:: Records for processing ::

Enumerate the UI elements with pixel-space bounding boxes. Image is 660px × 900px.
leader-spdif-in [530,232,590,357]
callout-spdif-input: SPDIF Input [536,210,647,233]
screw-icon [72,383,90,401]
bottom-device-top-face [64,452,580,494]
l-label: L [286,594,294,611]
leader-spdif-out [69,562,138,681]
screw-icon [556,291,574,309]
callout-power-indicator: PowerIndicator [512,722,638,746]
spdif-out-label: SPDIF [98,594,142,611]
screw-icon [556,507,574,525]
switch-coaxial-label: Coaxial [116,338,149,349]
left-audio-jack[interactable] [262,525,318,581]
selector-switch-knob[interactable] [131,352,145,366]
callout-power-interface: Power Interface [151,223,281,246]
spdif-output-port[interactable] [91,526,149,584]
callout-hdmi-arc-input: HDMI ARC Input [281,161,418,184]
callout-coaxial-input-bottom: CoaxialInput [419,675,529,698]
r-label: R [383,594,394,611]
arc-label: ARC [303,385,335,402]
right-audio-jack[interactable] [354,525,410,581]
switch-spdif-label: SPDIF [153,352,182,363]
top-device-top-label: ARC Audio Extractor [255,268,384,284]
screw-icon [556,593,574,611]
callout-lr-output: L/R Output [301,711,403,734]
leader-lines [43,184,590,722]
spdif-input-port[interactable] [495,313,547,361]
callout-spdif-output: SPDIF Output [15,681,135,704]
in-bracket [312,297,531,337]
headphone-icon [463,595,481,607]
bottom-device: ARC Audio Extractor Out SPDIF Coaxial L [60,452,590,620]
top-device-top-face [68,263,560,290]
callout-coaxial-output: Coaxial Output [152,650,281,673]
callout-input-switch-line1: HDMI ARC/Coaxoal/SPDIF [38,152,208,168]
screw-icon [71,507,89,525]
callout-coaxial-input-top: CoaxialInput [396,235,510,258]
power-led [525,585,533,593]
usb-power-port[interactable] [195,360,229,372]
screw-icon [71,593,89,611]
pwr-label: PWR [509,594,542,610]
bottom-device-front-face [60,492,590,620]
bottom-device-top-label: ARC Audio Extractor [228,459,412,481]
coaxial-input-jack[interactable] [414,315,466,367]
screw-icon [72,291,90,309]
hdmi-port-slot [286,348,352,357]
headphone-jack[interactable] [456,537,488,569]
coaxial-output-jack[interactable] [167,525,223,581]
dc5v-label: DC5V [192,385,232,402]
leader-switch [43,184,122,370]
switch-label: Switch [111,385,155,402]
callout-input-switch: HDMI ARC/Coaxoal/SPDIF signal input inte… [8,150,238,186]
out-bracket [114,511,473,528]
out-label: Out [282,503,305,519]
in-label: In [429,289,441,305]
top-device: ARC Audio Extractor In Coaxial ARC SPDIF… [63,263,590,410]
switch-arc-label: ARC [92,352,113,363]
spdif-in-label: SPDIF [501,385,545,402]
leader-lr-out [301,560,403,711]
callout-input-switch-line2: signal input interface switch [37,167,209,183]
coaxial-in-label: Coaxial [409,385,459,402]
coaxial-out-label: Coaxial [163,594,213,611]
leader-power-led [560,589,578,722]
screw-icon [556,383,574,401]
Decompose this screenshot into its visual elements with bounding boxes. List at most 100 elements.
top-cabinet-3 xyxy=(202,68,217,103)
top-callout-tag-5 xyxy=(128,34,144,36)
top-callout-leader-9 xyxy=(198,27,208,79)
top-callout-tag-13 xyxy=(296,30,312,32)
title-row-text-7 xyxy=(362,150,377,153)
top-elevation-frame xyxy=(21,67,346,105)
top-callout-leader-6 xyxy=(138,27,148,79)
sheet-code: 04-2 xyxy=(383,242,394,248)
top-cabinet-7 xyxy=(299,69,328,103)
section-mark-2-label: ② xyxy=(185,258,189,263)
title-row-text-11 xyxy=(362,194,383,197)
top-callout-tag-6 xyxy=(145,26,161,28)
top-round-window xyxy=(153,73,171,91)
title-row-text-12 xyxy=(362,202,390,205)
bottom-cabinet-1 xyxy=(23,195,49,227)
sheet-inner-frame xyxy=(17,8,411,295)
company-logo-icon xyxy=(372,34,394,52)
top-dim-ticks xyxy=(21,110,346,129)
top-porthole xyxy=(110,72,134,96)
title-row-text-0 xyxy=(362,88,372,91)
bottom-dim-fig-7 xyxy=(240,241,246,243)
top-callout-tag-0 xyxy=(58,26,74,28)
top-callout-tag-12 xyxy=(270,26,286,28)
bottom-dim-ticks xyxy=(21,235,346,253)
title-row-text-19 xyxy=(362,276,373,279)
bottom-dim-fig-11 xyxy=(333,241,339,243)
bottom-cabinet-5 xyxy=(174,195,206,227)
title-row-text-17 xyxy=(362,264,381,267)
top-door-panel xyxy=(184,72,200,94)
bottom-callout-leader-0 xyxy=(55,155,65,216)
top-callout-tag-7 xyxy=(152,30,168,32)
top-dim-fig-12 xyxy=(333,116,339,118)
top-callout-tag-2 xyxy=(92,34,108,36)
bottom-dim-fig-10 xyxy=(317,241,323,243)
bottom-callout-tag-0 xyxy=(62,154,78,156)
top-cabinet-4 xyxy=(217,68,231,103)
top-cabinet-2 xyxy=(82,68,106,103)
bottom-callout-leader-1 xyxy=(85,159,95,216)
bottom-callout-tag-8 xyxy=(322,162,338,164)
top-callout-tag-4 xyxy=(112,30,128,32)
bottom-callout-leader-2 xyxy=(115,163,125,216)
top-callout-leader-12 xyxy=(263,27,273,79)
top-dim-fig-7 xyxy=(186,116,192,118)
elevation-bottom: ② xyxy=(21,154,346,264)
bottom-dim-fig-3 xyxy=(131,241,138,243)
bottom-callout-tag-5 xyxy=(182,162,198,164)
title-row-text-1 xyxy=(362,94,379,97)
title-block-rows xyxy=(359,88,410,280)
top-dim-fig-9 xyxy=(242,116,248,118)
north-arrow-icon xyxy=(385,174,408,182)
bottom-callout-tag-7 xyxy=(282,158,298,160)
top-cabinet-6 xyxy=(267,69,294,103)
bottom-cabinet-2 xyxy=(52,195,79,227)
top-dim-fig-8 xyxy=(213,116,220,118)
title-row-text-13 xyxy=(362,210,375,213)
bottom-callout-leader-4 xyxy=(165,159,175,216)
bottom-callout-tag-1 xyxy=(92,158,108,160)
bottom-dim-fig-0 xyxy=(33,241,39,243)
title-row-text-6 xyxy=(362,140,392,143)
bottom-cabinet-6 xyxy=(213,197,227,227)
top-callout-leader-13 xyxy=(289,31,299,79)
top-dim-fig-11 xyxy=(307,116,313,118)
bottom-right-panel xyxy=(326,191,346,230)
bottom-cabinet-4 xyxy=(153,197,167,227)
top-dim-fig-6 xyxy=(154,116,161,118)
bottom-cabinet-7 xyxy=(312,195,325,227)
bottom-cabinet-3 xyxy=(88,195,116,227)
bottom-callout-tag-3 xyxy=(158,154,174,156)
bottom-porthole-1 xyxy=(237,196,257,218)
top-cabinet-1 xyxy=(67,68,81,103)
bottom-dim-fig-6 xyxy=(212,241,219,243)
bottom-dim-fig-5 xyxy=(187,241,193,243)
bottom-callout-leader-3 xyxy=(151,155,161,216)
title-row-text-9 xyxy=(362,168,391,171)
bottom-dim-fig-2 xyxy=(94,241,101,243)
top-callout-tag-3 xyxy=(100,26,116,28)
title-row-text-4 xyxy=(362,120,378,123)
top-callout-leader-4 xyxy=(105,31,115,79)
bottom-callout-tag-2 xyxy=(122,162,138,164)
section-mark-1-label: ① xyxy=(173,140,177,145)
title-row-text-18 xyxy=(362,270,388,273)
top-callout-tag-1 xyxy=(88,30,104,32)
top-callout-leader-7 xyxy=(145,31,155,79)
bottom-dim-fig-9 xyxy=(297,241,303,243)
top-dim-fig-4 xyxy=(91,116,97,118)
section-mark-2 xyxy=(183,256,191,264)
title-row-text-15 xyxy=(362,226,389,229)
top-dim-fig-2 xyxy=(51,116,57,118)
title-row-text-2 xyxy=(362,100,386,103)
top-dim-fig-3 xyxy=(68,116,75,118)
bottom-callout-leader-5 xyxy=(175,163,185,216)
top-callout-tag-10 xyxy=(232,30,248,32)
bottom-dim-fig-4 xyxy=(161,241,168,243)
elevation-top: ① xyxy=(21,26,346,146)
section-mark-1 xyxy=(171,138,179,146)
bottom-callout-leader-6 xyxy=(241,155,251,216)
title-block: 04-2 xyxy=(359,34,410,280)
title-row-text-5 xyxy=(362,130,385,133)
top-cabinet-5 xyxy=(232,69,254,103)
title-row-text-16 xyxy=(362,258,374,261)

:::

> [Instructions for the task] Can you lay out the part of the listing from its first line through the line containing "headphone-icon [463,595,481,607]" as a numbered list, with blank lines left out?

> [Answer to the exercise]
1. Enumerate the UI elements with pixel-space bounding boxes. Image is 660px × 900px.
2. leader-spdif-in [530,232,590,357]
3. callout-spdif-input: SPDIF Input [536,210,647,233]
4. screw-icon [72,383,90,401]
5. bottom-device-top-face [64,452,580,494]
6. l-label: L [286,594,294,611]
7. leader-spdif-out [69,562,138,681]
8. screw-icon [556,291,574,309]
9. callout-power-indicator: PowerIndicator [512,722,638,746]
10. spdif-out-label: SPDIF [98,594,142,611]
11. screw-icon [556,507,574,525]
12. switch-coaxial-label: Coaxial [116,338,149,349]
13. left-audio-jack[interactable] [262,525,318,581]
14. selector-switch-knob[interactable] [131,352,145,366]
15. callout-power-interface: Power Interface [151,223,281,246]
16. spdif-output-port[interactable] [91,526,149,584]
17. callout-hdmi-arc-input: HDMI ARC Input [281,161,418,184]
18. callout-coaxial-input-bottom: CoaxialInput [419,675,529,698]
19. r-label: R [383,594,394,611]
20. arc-label: ARC [303,385,335,402]
21. right-audio-jack[interactable] [354,525,410,581]
22. switch-spdif-label: SPDIF [153,352,182,363]
23. top-device-top-label: ARC Audio Extractor [255,268,384,284]
24. screw-icon [556,593,574,611]
25. callout-lr-output: L/R Output [301,711,403,734]
26. leader-lines [43,184,590,722]
27. spdif-input-port[interactable] [495,313,547,361]
28. callout-spdif-output: SPDIF Output [15,681,135,704]
29. in-bracket [312,297,531,337]
30. headphone-icon [463,595,481,607]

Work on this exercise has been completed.